We want to design a type that would allow us to store arbitrary custom data. It should play nicely with the rest of our code base. We want to be able to:

  • Debug-print our plugin configuration
  • compare different configs
  • Clone them
  • move them between threads (maybe we're doing some async-await, who knows?)

Thankfully, we can make certain assumptions about the types for custom config settings. They all are Debug + PartialEq + Clone + Send + Sync + 'static. Ideally we don't want our plugins to implement any other traits, but if we have to we can ask them to add impl Unknown for Type {} for them. That's what we did in the code below.

What are our goals for the API?

  1. No generics in PluginConfig struct.
  2. Overall list of available plugins is unknown. We can't create an enum listing them all.
  3. We should be able to construct a Vec<PluginConfig>.
  4. PluginConfig should implement Debug, PartialEq, Clone
  5. PluginConfig should be Send + Sync + 'static
  6. Unknown trait should implementable without requiring plugin authors to write any extra methods. Adding dependencies to other traits, for example: Unknown: Debug + ..., or having default methods implemented is fine.
use custom_data::{CustomData, Unknown};

#[derive(Debug, Clone)]
struct PluginConfig {
    name: String,
    custom_options: CustomData,
}

impl PluginConfig {
    fn new<T: Unknown>(name: &str, custom_options: T) -> PluginConfig {
        PluginConfig {
            name: name.to_string(),
            custom_options: CustomData::new(custom_options),
        }
    }
}

// Plugin authors provide us these types
#[derive(Debug, PartialEq, Clone)]
struct RustAnalyzerOptions {
    lsp_path: String,
}
impl Unknown for RustAnalyzerOptions {}

#[derive(Debug, PartialEq, Clone)]
struct SpellCheckerOptions {
    oxford_spelling: bool,
    check_capitalized_words: bool,
}
impl Unknown for SpellCheckerOptions {}

fn main() {
    let spell_checker = PluginConfig::new(
        "SpellCheck",
        SpellCheckerOptions {
            oxford_spelling: true,
            check_capitalized_words: false,
        },
    );
    let rust_analyzer = PluginConfig::new(
        "Rust Analyzer",
        RustAnalyzerOptions {
            lsp_path: "/usr/local/bin/rust_analyzer".to_string(),
        },
    );

    // Requirement tests.
    // Tip: uncomment them one by one as you work on a solution

    // 1. Configs can be cloned and Debug-printed
    // let plugins = vec![spell_checker.clone(), rust_analyzer.clone()];
    // println!("{:#?}", plugins);

    // 2. There should be a way to downcast from `CustomData` to a specific
    //    type for read-only access
    // if let Ok(ra_options) = rust_analyzer
    //     .custom_options
    //     .downcast::<RustAnalyzerOptions>()
    // {
    //     println!("R-A Path: {}", ra_options.lsp_path);
    // }

    // 3. Configs implement `PartialEq`
    // Generally, this is the hardest part
    // assert_eq!(spell_checker, spell_checker);
    // assert_ne!(spell_checker, rust_analyzer);

    // 4. Finally, we should be able to move configs between threads
    // std::thread::scope(|s| {
    //     s.spawn(|| {
    //         let plugins = vec![spell_checker, rust_analyzer];
    //         println!("{:#?}", plugins);
    //     });
    // });
}

mod custom_data {
    // You would be working in this module.

Provided information:
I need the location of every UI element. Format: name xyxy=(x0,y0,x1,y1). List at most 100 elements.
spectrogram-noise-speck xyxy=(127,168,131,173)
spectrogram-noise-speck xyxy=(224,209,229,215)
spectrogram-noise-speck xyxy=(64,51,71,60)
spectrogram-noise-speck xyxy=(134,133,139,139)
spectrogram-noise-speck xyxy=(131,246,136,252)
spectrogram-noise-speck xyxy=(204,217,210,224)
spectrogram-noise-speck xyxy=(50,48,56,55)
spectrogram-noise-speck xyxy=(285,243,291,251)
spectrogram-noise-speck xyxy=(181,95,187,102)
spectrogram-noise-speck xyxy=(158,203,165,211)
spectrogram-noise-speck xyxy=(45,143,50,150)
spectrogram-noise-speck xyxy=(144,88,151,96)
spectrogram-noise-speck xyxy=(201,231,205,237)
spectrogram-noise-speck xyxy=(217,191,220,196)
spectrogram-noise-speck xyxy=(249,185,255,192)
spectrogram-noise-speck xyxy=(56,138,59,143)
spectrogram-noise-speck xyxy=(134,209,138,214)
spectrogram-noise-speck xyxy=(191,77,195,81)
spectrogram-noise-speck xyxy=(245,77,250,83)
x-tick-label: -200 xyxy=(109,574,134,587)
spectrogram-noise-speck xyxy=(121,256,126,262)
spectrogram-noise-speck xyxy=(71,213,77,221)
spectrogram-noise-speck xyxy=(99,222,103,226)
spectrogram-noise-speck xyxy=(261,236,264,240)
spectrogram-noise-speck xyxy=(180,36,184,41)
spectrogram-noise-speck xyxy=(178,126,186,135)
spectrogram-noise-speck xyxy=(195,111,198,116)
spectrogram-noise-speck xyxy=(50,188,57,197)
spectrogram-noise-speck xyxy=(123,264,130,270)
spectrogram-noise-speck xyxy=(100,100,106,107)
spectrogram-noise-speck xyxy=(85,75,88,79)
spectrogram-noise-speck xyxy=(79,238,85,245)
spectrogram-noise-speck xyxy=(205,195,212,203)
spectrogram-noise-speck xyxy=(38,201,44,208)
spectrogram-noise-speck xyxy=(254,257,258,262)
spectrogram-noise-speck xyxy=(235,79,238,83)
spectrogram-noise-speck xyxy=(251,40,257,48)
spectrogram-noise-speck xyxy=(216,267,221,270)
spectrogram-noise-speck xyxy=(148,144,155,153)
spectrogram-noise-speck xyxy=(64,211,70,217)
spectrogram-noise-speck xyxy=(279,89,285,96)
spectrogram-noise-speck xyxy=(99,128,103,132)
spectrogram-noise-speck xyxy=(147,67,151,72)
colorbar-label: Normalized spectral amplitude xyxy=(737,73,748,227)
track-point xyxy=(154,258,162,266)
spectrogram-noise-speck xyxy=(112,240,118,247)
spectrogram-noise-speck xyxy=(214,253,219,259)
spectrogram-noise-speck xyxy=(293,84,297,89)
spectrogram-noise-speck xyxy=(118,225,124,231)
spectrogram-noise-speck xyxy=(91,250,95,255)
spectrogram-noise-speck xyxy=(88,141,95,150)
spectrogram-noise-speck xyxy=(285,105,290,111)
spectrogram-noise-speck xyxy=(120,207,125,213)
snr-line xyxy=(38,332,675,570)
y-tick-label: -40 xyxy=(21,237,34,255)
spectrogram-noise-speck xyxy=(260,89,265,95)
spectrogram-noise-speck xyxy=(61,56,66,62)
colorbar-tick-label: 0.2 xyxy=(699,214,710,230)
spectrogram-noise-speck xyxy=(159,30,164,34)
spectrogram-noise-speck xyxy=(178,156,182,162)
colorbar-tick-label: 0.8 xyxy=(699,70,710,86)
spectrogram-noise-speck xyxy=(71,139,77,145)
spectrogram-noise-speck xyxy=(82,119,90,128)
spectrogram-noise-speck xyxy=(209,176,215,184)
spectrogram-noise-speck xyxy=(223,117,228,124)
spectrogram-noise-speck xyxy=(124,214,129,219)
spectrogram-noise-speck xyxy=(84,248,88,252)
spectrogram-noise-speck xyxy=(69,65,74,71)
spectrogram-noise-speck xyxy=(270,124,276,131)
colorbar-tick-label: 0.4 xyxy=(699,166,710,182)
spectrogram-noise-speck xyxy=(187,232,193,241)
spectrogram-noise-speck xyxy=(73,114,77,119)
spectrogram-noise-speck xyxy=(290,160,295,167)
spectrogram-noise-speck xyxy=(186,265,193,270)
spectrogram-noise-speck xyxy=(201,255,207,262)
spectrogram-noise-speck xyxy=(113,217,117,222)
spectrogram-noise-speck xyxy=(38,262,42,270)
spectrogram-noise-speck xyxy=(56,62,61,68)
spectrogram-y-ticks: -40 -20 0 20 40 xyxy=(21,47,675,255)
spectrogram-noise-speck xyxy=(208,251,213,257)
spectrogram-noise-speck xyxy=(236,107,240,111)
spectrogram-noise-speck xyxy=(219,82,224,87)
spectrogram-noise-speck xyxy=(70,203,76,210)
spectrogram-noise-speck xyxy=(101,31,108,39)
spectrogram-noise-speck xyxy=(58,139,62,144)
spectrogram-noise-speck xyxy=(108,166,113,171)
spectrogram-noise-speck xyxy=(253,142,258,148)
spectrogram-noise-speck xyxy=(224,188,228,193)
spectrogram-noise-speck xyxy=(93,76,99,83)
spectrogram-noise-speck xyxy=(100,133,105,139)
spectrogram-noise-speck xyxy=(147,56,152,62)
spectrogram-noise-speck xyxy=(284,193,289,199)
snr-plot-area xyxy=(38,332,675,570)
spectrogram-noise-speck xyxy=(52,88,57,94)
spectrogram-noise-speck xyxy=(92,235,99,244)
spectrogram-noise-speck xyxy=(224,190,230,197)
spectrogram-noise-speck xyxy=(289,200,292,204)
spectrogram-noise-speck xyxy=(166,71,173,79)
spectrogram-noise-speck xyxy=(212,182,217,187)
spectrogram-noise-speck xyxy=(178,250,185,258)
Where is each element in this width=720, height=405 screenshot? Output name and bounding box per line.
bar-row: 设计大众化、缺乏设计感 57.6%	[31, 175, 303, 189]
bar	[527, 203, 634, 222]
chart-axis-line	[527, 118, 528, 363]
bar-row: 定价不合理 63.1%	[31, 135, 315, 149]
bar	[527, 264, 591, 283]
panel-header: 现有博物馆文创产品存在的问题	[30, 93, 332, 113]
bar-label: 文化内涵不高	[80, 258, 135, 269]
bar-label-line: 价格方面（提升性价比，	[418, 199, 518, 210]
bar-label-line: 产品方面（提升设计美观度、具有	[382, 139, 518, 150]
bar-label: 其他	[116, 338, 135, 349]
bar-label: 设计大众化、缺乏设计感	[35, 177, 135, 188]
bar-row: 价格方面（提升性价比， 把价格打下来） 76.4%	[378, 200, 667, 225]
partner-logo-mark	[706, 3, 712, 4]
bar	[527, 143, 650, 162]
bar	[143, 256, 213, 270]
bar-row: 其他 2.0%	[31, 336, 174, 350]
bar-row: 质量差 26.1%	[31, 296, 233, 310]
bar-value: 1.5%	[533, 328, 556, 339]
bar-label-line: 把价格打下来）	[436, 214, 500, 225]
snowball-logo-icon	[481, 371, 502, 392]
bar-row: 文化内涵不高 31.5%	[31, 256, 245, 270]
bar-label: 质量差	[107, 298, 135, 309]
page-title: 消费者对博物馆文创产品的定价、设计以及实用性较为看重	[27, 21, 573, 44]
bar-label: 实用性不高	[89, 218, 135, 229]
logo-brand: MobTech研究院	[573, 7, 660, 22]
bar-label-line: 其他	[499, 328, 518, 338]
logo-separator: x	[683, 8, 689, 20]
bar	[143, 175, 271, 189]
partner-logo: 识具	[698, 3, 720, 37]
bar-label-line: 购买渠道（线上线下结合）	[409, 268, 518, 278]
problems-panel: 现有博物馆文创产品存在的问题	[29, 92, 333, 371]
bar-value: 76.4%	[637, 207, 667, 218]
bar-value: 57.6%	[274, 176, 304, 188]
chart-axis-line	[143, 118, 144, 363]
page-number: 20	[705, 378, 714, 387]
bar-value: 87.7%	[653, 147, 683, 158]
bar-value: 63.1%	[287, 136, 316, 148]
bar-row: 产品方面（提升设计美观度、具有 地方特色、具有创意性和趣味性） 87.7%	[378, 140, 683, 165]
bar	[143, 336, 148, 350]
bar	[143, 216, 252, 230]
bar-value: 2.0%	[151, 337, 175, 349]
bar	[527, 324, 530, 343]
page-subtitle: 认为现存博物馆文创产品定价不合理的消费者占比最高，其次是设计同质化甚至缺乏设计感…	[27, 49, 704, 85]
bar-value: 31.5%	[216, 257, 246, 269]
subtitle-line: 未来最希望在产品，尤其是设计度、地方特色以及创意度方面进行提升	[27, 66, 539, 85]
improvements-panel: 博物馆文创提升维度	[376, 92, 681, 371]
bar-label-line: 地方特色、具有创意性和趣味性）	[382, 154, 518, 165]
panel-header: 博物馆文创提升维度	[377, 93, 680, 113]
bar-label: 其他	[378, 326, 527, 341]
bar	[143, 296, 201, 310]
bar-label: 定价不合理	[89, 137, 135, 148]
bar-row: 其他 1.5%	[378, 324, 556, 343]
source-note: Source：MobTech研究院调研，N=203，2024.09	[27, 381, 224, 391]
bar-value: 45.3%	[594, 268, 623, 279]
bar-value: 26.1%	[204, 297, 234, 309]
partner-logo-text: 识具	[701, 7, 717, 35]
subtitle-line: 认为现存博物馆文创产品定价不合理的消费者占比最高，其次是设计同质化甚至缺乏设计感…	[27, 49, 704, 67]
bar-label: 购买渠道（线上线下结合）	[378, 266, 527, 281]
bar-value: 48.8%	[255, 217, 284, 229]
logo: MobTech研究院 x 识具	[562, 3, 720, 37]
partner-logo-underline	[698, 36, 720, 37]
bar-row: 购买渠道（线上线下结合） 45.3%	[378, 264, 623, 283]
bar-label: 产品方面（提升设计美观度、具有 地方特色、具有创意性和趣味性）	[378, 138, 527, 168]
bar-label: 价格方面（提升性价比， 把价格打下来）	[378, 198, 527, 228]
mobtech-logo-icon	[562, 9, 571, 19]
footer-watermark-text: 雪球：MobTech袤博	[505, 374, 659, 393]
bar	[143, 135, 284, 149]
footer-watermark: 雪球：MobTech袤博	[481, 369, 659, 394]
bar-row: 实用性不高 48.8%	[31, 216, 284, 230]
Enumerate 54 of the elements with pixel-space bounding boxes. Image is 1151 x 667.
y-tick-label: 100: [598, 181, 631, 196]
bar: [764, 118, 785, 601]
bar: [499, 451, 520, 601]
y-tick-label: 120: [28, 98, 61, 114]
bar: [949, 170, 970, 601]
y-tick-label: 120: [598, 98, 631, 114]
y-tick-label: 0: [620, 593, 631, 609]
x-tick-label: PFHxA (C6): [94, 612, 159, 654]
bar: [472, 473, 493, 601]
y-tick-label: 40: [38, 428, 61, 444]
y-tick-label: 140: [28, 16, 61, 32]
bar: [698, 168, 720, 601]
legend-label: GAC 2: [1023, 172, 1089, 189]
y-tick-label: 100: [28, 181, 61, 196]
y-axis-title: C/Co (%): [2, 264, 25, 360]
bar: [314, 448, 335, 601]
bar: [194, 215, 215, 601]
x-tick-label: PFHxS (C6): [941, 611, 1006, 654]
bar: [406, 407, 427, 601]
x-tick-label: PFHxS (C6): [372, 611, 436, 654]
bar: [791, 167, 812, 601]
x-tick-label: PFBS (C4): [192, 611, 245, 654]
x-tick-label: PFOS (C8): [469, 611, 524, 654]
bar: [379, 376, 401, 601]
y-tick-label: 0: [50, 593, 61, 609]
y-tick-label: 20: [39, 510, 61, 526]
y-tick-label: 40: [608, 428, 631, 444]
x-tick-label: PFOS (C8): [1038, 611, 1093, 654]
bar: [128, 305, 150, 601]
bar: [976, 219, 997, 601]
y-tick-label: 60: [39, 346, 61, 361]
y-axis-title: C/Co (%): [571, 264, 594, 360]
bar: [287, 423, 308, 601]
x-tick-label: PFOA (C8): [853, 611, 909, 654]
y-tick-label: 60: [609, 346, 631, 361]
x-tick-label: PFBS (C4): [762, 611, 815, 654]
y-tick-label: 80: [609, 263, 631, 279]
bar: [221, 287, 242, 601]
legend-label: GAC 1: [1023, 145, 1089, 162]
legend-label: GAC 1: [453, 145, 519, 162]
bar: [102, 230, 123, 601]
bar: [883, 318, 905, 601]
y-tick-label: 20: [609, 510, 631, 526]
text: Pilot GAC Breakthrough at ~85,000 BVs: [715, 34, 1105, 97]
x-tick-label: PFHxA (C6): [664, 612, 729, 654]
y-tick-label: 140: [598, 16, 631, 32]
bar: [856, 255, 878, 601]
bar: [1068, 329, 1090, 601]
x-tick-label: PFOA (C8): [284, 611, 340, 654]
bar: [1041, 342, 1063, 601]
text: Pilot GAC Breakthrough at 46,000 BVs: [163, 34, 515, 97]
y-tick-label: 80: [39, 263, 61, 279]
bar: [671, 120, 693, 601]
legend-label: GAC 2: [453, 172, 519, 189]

Questions:
A. From the Rust plugin-config text, copy everything from "We want to design" down to "async-await, who knows?)" without changing anything.
B. Answer these about the Rust plugin-config text:
(i) What string is given as the lsp_path for Rust Analyzer?
(ii) Which requirement test is described as generally the hardest part?
(iii) What goal is listed first for the API?

Responses to the exercise:
A.
We want to design a type that would allow us to store arbitrary custom data. It should play nicely with the rest of our code base. We want to be able to:

  • Debug-print our plugin configuration
  • compare different configs
  • Clone them
  • move them between threads (maybe we're doing some async-await, who knows?)

B.
(i) "/usr/local/bin/rust_analyzer"
(ii) Configs implementing `PartialEq`
(iii) No generics in the PluginConfig struct